Dataset listings of figures:
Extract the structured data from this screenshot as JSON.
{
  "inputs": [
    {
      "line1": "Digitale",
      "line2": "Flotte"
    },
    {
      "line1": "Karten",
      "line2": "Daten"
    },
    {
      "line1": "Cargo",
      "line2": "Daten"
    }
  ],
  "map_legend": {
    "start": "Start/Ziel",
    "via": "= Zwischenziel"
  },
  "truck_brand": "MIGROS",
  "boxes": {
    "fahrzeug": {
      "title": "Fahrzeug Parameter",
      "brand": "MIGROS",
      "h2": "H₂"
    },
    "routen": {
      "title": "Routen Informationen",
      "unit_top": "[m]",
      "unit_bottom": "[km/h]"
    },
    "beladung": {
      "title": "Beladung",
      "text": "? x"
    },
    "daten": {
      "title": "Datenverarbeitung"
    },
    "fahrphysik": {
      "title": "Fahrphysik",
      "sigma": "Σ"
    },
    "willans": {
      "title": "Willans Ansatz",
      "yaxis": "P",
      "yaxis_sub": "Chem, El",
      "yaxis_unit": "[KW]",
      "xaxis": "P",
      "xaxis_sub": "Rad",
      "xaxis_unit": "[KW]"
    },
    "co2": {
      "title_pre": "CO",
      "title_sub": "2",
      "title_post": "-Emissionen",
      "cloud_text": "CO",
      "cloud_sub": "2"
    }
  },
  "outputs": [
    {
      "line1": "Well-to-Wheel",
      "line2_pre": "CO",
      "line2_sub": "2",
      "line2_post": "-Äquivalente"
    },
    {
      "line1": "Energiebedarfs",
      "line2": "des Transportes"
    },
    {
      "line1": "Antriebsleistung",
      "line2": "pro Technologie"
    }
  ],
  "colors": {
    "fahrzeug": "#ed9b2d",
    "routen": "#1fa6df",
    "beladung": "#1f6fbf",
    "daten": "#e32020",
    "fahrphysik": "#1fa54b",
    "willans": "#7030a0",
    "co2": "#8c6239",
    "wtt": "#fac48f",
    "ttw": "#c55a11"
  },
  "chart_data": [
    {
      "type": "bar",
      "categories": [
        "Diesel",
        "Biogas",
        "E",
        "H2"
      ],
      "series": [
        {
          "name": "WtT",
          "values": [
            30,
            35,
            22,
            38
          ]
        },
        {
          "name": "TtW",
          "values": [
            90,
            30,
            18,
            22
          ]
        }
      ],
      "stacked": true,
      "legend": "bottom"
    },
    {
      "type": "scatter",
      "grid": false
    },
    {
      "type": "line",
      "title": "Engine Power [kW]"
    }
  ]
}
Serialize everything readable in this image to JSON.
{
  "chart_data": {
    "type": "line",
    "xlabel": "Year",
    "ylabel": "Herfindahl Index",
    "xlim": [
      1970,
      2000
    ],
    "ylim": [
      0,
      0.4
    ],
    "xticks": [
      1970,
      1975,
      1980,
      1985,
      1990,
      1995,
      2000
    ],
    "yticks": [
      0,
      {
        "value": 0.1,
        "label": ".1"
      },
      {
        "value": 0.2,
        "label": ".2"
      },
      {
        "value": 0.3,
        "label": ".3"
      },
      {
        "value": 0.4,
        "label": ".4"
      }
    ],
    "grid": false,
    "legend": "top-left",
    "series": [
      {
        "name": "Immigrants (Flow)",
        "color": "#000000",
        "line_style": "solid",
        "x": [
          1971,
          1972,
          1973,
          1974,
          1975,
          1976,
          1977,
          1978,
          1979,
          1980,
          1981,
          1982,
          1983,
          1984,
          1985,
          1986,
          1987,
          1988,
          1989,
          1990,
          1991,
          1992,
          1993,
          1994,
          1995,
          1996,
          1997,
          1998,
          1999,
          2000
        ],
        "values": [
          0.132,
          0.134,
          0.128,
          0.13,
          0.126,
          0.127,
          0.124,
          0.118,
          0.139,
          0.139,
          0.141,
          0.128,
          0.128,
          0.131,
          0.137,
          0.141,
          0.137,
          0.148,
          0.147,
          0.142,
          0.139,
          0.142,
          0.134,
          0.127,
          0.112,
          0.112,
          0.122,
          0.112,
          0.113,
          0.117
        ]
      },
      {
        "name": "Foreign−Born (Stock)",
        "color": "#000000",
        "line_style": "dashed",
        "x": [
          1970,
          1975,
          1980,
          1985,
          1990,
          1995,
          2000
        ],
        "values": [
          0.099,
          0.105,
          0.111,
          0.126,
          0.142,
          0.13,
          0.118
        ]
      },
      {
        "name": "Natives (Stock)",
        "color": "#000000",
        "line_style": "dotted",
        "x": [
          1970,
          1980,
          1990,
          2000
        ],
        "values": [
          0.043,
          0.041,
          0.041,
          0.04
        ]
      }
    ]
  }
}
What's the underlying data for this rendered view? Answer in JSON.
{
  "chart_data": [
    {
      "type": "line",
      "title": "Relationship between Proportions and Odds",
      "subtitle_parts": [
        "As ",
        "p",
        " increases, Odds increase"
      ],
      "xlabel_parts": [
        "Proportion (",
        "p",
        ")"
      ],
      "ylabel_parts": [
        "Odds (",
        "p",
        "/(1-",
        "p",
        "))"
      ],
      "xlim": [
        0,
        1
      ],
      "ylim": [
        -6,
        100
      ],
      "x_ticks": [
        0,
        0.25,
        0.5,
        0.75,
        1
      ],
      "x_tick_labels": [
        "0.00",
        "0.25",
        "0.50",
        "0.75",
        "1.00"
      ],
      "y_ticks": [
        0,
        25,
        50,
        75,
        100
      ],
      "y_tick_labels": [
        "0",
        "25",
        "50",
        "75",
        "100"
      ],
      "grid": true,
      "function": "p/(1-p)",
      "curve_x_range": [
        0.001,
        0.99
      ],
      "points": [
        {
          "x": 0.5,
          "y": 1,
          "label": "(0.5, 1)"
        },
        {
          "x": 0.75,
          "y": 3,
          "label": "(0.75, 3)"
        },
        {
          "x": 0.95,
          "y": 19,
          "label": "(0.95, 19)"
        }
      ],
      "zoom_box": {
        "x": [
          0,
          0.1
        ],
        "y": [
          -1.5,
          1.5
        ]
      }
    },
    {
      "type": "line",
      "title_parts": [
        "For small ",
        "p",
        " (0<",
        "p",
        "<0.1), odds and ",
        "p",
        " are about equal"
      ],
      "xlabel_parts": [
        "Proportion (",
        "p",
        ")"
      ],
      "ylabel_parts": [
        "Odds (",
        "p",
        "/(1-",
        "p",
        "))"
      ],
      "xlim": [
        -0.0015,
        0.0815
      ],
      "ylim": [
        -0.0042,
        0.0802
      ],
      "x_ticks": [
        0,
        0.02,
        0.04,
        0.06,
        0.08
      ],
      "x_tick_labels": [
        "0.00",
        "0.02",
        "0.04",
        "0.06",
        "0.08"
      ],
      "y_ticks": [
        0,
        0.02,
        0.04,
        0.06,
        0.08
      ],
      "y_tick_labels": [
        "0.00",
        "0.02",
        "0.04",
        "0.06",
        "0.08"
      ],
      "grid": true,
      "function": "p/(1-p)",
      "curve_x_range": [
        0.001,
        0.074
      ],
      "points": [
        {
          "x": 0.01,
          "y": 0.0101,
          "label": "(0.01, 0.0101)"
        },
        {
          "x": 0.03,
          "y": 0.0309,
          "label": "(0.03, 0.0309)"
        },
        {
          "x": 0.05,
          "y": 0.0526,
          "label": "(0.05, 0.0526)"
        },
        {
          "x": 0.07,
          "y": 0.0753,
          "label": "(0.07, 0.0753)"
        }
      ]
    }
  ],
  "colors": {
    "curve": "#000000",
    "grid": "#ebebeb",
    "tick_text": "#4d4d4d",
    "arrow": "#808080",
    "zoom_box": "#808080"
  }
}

▶ [WHAT YOU ARE ASKED TO DO]
Print the whole listing again, exactly.

▶ [SOLUTION]
Extract the structured data from this screenshot as JSON.
{
  "inputs": [
    {
      "line1": "Digitale",
      "line2": "Flotte"
    },
    {
      "line1": "Karten",
      "line2": "Daten"
    },
    {
      "line1": "Cargo",
      "line2": "Daten"
    }
  ],
  "map_legend": {
    "start": "Start/Ziel",
    "via": "= Zwischenziel"
  },
  "truck_brand": "MIGROS",
  "boxes": {
    "fahrzeug": {
      "title": "Fahrzeug Parameter",
      "brand": "MIGROS",
      "h2": "H₂"
    },
    "routen": {
      "title": "Routen Informationen",
      "unit_top": "[m]",
      "unit_bottom": "[km/h]"
    },
    "beladung": {
      "title": "Beladung",
      "text": "? x"
    },
    "daten": {
      "title": "Datenverarbeitung"
    },
    "fahrphysik": {
      "title": "Fahrphysik",
      "sigma": "Σ"
    },
    "willans": {
      "title": "Willans Ansatz",
      "yaxis": "P",
      "yaxis_sub": "Chem, El",
      "yaxis_unit": "[KW]",
      "xaxis": "P",
      "xaxis_sub": "Rad",
      "xaxis_unit": "[KW]"
    },
    "co2": {
      "title_pre": "CO",
      "title_sub": "2",
      "title_post": "-Emissionen",
      "cloud_text": "CO",
      "cloud_sub": "2"
    }
  },
  "outputs": [
    {
      "line1": "Well-to-Wheel",
      "line2_pre": "CO",
      "line2_sub": "2",
      "line2_post": "-Äquivalente"
    },
    {
      "line1": "Energiebedarfs",
      "line2": "des Transportes"
    },
    {
      "line1": "Antriebsleistung",
      "line2": "pro Technologie"
    }
  ],
  "colors": {
    "fahrzeug": "#ed9b2d",
    "routen": "#1fa6df",
    "beladung": "#1f6fbf",
    "daten": "#e32020",
    "fahrphysik": "#1fa54b",
    "willans": "#7030a0",
    "co2": "#8c6239",
    "wtt": "#fac48f",
    "ttw": "#c55a11"
  },
  "chart_data": [
    {
      "type": "bar",
      "categories": [
        "Diesel",
        "Biogas",
        "E",
        "H2"
      ],
      "series": [
        {
          "name": "WtT",
          "values": [
            30,
            35,
            22,
            38
          ]
        },
        {
          "name": "TtW",
          "values": [
            90,
            30,
            18,
            22
          ]
        }
      ],
      "stacked": true,
      "legend": "bottom"
    },
    {
      "type": "scatter",
      "grid": false
    },
    {
      "type": "line",
      "title": "Engine Power [kW]"
    }
  ]
}
Serialize everything readable in this image to JSON.
{
  "chart_data": {
    "type": "line",
    "xlabel": "Year",
    "ylabel": "Herfindahl Index",
    "xlim": [
      1970,
      2000
    ],
    "ylim": [
      0,
      0.4
    ],
    "xticks": [
      1970,
      1975,
      1980,
      1985,
      1990,
      1995,
      2000
    ],
    "yticks": [
      0,
      {
        "value": 0.1,
        "label": ".1"
      },
      {
        "value": 0.2,
        "label": ".2"
      },
      {
        "value": 0.3,
        "label": ".3"
      },
      {
        "value": 0.4,
        "label": ".4"
      }
    ],
    "grid": false,
    "legend": "top-left",
    "series": [
      {
        "name": "Immigrants (Flow)",
        "color": "#000000",
        "line_style": "solid",
        "x": [
          1971,
          1972,
          1973,
          1974,
          1975,
          1976,
          1977,
          1978,
          1979,
          1980,
          1981,
          1982,
          1983,
          1984,
          1985,
          1986,
          1987,
          1988,
          1989,
          1990,
          1991,
          1992,
          1993,
          1994,
          1995,
          1996,
          1997,
          1998,
          1999,
          2000
        ],
        "values": [
          0.132,
          0.134,
          0.128,
          0.13,
          0.126,
          0.127,
          0.124,
          0.118,
          0.139,
          0.139,
          0.141,
          0.128,
          0.128,
          0.131,
          0.137,
          0.141,
          0.137,
          0.148,
          0.147,
          0.142,
          0.139,
          0.142,
          0.134,
          0.127,
          0.112,
          0.112,
          0.122,
          0.112,
          0.113,
          0.117
        ]
      },
      {
        "name": "Foreign−Born (Stock)",
        "color": "#000000",
        "line_style": "dashed",
        "x": [
          1970,
          1975,
          1980,
          1985,
          1990,
          1995,
          2000
        ],
        "values": [
          0.099,
          0.105,
          0.111,
          0.126,
          0.142,
          0.13,
          0.118
        ]
      },
      {
        "name": "Natives (Stock)",
        "color": "#000000",
        "line_style": "dotted",
        "x": [
          1970,
          1980,
          1990,
          2000
        ],
        "values": [
          0.043,
          0.041,
          0.041,
          0.04
        ]
      }
    ]
  }
}
What's the underlying data for this rendered view? Answer in JSON.
{
  "chart_data": [
    {
      "type": "line",
      "title": "Relationship between Proportions and Odds",
      "subtitle_parts": [
        "As ",
        "p",
        " increases, Odds increase"
      ],
      "xlabel_parts": [
        "Proportion (",
        "p",
        ")"
      ],
      "ylabel_parts": [
        "Odds (",
        "p",
        "/(1-",
        "p",
        "))"
      ],
      "xlim": [
        0,
        1
      ],
      "ylim": [
        -6,
        100
      ],
      "x_ticks": [
        0,
        0.25,
        0.5,
        0.75,
        1
      ],
      "x_tick_labels": [
        "0.00",
        "0.25",
        "0.50",
        "0.75",
        "1.00"
      ],
      "y_ticks": [
        0,
        25,
        50,
        75,
        100
      ],
      "y_tick_labels": [
        "0",
        "25",
        "50",
        "75",
        "100"
      ],
      "grid": true,
      "function": "p/(1-p)",
      "curve_x_range": [
        0.001,
        0.99
      ],
      "points": [
        {
          "x": 0.5,
          "y": 1,
          "label": "(0.5, 1)"
        },
        {
          "x": 0.75,
          "y": 3,
          "label": "(0.75, 3)"
        },
        {
          "x": 0.95,
          "y": 19,
          "label": "(0.95, 19)"
        }
      ],
      "zoom_box": {
        "x": [
          0,
          0.1
        ],
        "y": [
          -1.5,
          1.5
        ]
      }
    },
    {
      "type": "line",
      "title_parts": [
        "For small ",
        "p",
        " (0<",
        "p",
        "<0.1), odds and ",
        "p",
        " are about equal"
      ],
      "xlabel_parts": [
        "Proportion (",
        "p",
        ")"
      ],
      "ylabel_parts": [
        "Odds (",
        "p",
        "/(1-",
        "p",
        "))"
      ],
      "xlim": [
        -0.0015,
        0.0815
      ],
      "ylim": [
        -0.0042,
        0.0802
      ],
      "x_ticks": [
        0,
        0.02,
        0.04,
        0.06,
        0.08
      ],
      "x_tick_labels": [
        "0.00",
        "0.02",
        "0.04",
        "0.06",
        "0.08"
      ],
      "y_ticks": [
        0,
        0.02,
        0.04,
        0.06,
        0.08
      ],
      "y_tick_labels": [
        "0.00",
        "0.02",
        "0.04",
        "0.06",
        "0.08"
      ],
      "grid": true,
      "function": "p/(1-p)",
      "curve_x_range": [
        0.001,
        0.074
      ],
      "points": [
        {
          "x": 0.01,
          "y": 0.0101,
          "label": "(0.01, 0.0101)"
        },
        {
          "x": 0.03,
          "y": 0.0309,
          "label": "(0.03, 0.0309)"
        },
        {
          "x": 0.05,
          "y": 0.0526,
          "label": "(0.05, 0.0526)"
        },
        {
          "x": 0.07,
          "y": 0.0753,
          "label": "(0.07, 0.0753)"
        }
      ]
    }
  ],
  "colors": {
    "curve": "#000000",
    "grid": "#ebebeb",
    "tick_text": "#4d4d4d",
    "arrow": "#808080",
    "zoom_box": "#808080"
  }
}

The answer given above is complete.